Instruction: In your copy, leave out the pictures; write out all the data exactly.

Input for this task:

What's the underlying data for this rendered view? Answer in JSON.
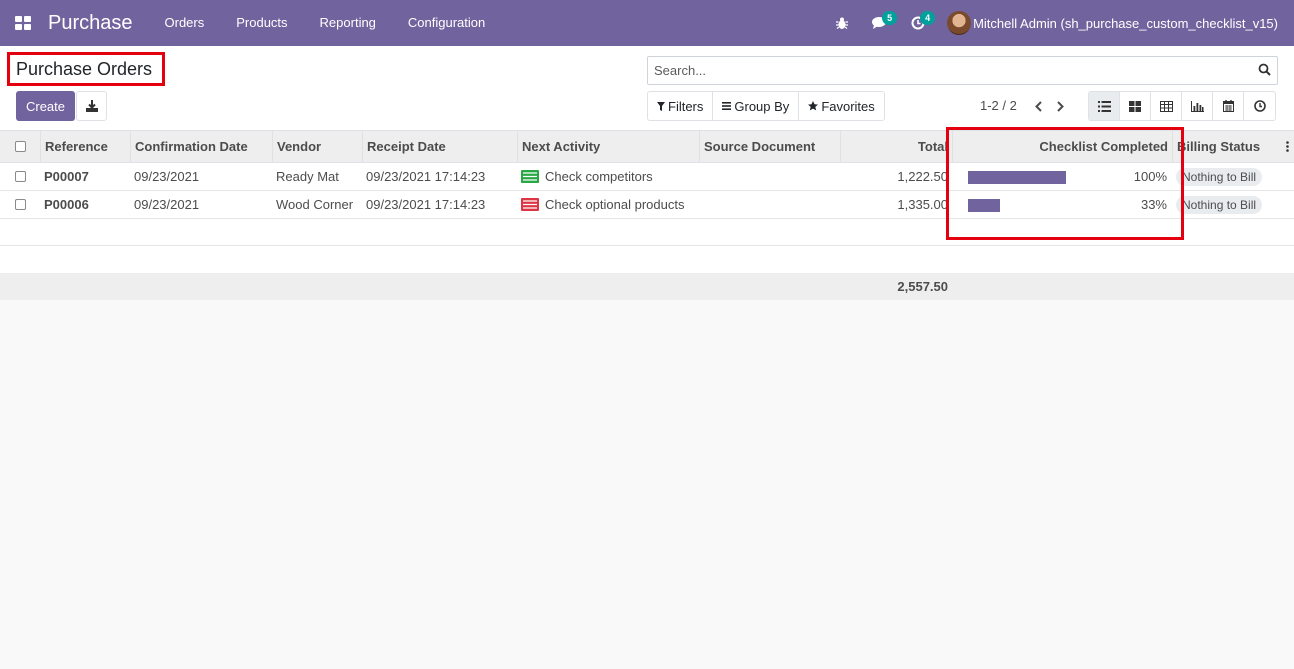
{
  "navbar": {
    "app_name": "Purchase",
    "menu": [
      "Orders",
      "Products",
      "Reporting",
      "Configuration"
    ],
    "messages_count": "5",
    "activities_count": "4",
    "user": "Mitchell Admin (sh_purchase_custom_checklist_v15)",
    "bg_color": "#71639e"
  },
  "control_panel": {
    "title": "Purchase Orders",
    "create_label": "Create",
    "search_placeholder": "Search...",
    "filters_label": "Filters",
    "group_by_label": "Group By",
    "favorites_label": "Favorites",
    "pager": "1-2 / 2"
  },
  "table": {
    "headers": [
      "Reference",
      "Confirmation Date",
      "Vendor",
      "Receipt Date",
      "Next Activity",
      "Source Document",
      "Total",
      "Checklist Completed",
      "Billing Status"
    ],
    "rows": [
      {
        "reference": "P00007",
        "confirmation_date": "09/23/2021",
        "vendor": "Ready Mat",
        "receipt_date": "09/23/2021 17:14:23",
        "activity_icon": "activity-green-icon",
        "next_activity": "Check competitors",
        "source_document": "",
        "total": "1,222.50",
        "checklist_pct": "100%",
        "checklist_fraction": 1.0,
        "billing_status": "Nothing to Bill"
      },
      {
        "reference": "P00006",
        "confirmation_date": "09/23/2021",
        "vendor": "Wood Corner",
        "receipt_date": "09/23/2021 17:14:23",
        "activity_icon": "activity-red-icon",
        "next_activity": "Check optional products",
        "source_document": "",
        "total": "1,335.00",
        "checklist_pct": "33%",
        "checklist_fraction": 0.33,
        "billing_status": "Nothing to Bill"
      }
    ],
    "footer_total": "2,557.50"
  }
}
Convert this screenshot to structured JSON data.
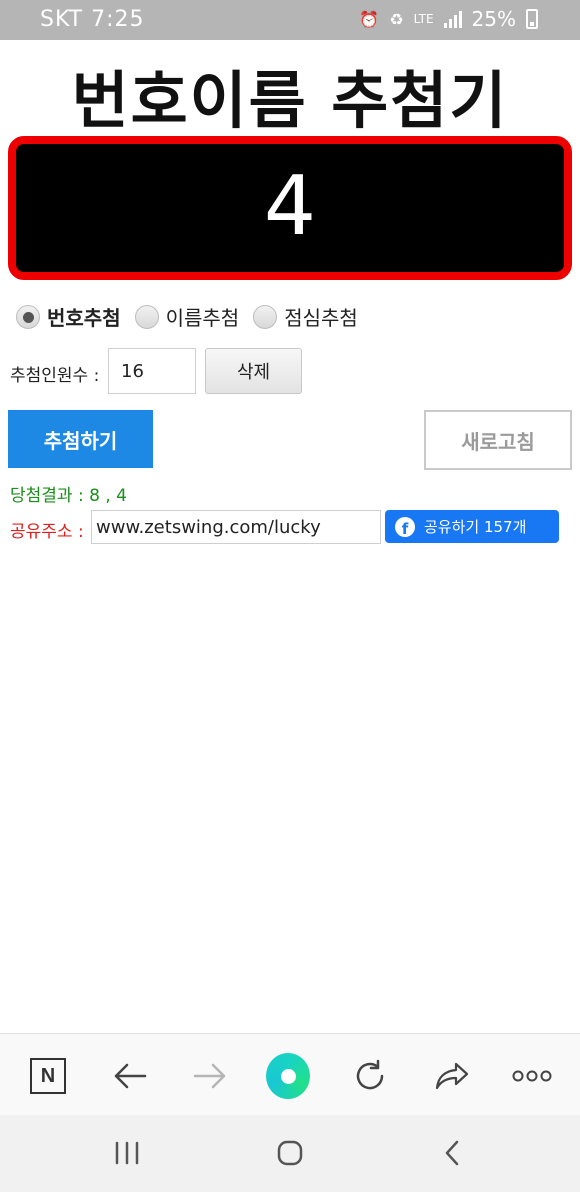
{
  "status_bar": {
    "carrier": "SKT",
    "time": "7:25",
    "network": "LTE",
    "battery": "25%"
  },
  "page": {
    "title": "번호이름 추첨기",
    "display_number": "4"
  },
  "draw_mode": {
    "options": [
      {
        "label": "번호추첨",
        "selected": true
      },
      {
        "label": "이름추첨",
        "selected": false
      },
      {
        "label": "점심추첨",
        "selected": false
      }
    ]
  },
  "count": {
    "label": "추첨인원수 :",
    "value": "16",
    "delete_label": "삭제"
  },
  "actions": {
    "draw_label": "추첨하기",
    "refresh_label": "새로고침"
  },
  "result": {
    "text": "당첨결과 : 8 , 4"
  },
  "share": {
    "label": "공유주소 :",
    "url": "www.zetswing.com/lucky",
    "button_label": "공유하기 157개"
  },
  "browser_toolbar": {
    "icons": [
      "naver-n-icon",
      "back-arrow-icon",
      "forward-arrow-icon",
      "home-icon",
      "reload-icon",
      "share-icon",
      "more-icon"
    ]
  },
  "system_nav": {
    "icons": [
      "recent-apps-icon",
      "home-nav-icon",
      "back-nav-icon"
    ]
  },
  "colors": {
    "display_border": "#ee0000",
    "draw_button": "#1e88e5",
    "result_text": "#1a8f1a",
    "share_label": "#e02020",
    "facebook": "#1877f2"
  }
}
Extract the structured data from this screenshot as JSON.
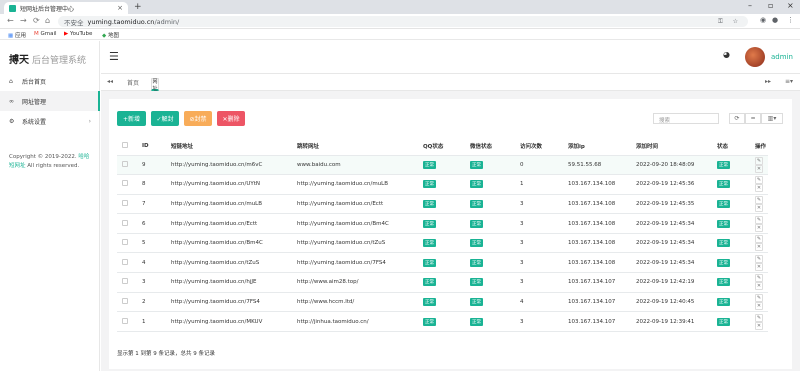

Written response:
What's the underlying data for this rendered view? Answer in JSON.
{
  "navbar": {
    "app_name": "Purchase",
    "menu": [
      "Orders",
      "Products",
      "Reporting",
      "Configuration"
    ],
    "messages_count": "5",
    "activities_count": "4",
    "user": "Mitchell Admin (sh_purchase_custom_checklist_v15)",
    "bg_color": "#71639e"
  },
  "control_panel": {
    "title": "Purchase Orders",
    "create_label": "Create",
    "search_placeholder": "Search...",
    "filters_label": "Filters",
    "group_by_label": "Group By",
    "favorites_label": "Favorites",
    "pager": "1-2 / 2"
  },
  "table": {
    "headers": [
      "Reference",
      "Confirmation Date",
      "Vendor",
      "Receipt Date",
      "Next Activity",
      "Source Document",
      "Total",
      "Checklist Completed",
      "Billing Status"
    ],
    "rows": [
      {
        "reference": "P00007",
        "confirmation_date": "09/23/2021",
        "vendor": "Ready Mat",
        "receipt_date": "09/23/2021 17:14:23",
        "activity_icon": "activity-green-icon",
        "next_activity": "Check competitors",
        "source_document": "",
        "total": "1,222.50",
        "checklist_pct": "100%",
        "checklist_fraction": 1.0,
        "billing_status": "Nothing to Bill"
      },
      {
        "reference": "P00006",
        "confirmation_date": "09/23/2021",
        "vendor": "Wood Corner",
        "receipt_date": "09/23/2021 17:14:23",
        "activity_icon": "activity-red-icon",
        "next_activity": "Check optional products",
        "source_document": "",
        "total": "1,335.00",
        "checklist_pct": "33%",
        "checklist_fraction": 0.33,
        "billing_status": "Nothing to Bill"
      }
    ],
    "footer_total": "2,557.50"
  }
}
Convert this screenshot to structured JSON data.
{
  "status_bar": {
    "carrier": "SKT",
    "time": "7:25",
    "network": "LTE",
    "battery": "25%"
  },
  "page": {
    "title": "번호이름 추첨기",
    "display_number": "4"
  },
  "draw_mode": {
    "options": [
      {
        "label": "번호추첨",
        "selected": true
      },
      {
        "label": "이름추첨",
        "selected": false
      },
      {
        "label": "점심추첨",
        "selected": false
      }
    ]
  },
  "count": {
    "label": "추첨인원수 :",
    "value": "16",
    "delete_label": "삭제"
  },
  "actions": {
    "draw_label": "추첨하기",
    "refresh_label": "새로고침"
  },
  "result": {
    "text": "당첨결과 : 8 , 4"
  },
  "share": {
    "label": "공유주소 :",
    "url": "www.zetswing.com/lucky",
    "button_label": "공유하기 157개"
  },
  "browser_toolbar": {
    "icons": [
      "naver-n-icon",
      "back-arrow-icon",
      "forward-arrow-icon",
      "home-icon",
      "reload-icon",
      "share-icon",
      "more-icon"
    ]
  },
  "system_nav": {
    "icons": [
      "recent-apps-icon",
      "home-nav-icon",
      "back-nav-icon"
    ]
  },
  "colors": {
    "display_border": "#ee0000",
    "draw_button": "#1e88e5",
    "result_text": "#1a8f1a",
    "share_label": "#e02020",
    "facebook": "#1877f2"
  }
}
Extract the structured data from this screenshot as JSON.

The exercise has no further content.